(Records excerpted from a collection)

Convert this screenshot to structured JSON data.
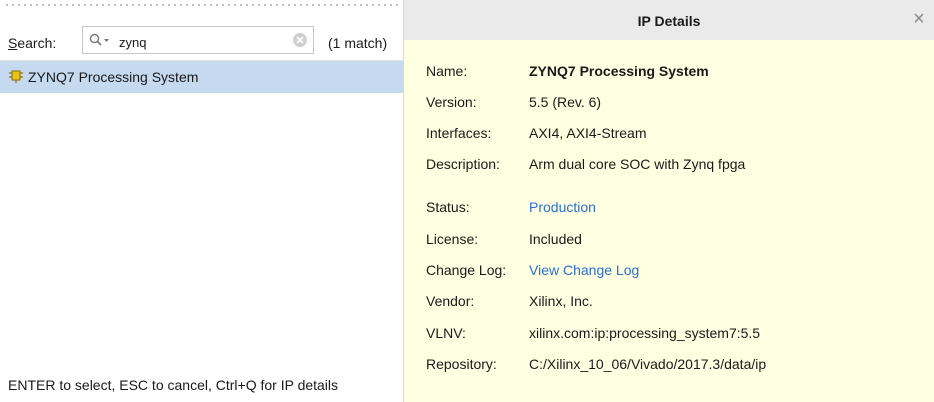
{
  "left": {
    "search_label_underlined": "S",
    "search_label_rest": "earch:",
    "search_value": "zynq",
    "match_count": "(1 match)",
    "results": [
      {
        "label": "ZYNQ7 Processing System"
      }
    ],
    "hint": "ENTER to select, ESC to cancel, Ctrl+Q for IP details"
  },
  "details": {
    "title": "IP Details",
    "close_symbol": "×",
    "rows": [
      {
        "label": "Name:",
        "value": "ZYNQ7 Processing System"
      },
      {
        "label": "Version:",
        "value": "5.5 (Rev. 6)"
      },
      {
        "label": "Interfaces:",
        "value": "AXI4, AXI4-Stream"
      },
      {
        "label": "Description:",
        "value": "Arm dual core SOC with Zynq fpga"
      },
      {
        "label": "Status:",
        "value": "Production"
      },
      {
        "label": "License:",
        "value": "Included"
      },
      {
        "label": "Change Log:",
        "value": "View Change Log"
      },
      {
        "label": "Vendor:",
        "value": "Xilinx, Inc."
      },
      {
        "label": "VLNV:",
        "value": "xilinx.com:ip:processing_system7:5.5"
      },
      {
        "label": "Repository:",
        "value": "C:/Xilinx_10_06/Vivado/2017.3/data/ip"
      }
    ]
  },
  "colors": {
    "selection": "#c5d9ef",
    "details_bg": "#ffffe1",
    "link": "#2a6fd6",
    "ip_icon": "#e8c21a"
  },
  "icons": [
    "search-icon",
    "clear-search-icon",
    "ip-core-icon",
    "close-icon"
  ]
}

---

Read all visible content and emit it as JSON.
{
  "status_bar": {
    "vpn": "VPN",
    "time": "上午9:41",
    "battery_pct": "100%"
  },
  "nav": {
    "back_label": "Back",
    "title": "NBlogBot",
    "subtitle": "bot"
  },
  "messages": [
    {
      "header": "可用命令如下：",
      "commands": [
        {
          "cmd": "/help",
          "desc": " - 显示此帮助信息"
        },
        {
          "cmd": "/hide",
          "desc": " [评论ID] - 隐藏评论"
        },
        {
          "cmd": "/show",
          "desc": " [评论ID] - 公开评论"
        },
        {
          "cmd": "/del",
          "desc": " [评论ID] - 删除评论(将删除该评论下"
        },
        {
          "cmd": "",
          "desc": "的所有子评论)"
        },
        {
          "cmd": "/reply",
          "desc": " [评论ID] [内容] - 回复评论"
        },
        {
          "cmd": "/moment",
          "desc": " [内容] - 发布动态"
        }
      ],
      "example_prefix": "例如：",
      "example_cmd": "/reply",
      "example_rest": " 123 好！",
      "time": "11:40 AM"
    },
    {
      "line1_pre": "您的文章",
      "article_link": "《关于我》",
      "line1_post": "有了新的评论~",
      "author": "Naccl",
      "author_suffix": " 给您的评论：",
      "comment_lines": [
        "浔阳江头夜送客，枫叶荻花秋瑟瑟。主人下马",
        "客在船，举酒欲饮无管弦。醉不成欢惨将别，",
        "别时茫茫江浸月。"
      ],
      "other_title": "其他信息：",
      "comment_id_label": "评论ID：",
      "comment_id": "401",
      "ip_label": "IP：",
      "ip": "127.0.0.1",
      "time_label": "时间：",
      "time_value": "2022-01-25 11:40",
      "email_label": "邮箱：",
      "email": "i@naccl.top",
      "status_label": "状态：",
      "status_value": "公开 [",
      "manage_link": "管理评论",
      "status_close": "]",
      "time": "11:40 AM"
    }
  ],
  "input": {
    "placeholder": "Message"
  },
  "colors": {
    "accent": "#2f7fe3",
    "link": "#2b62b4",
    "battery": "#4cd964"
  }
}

YOUR GOAL
Extract each line holding the string "Change".

TASK RESULT
        "label": "Change Log:",
        "value": "View Change Log"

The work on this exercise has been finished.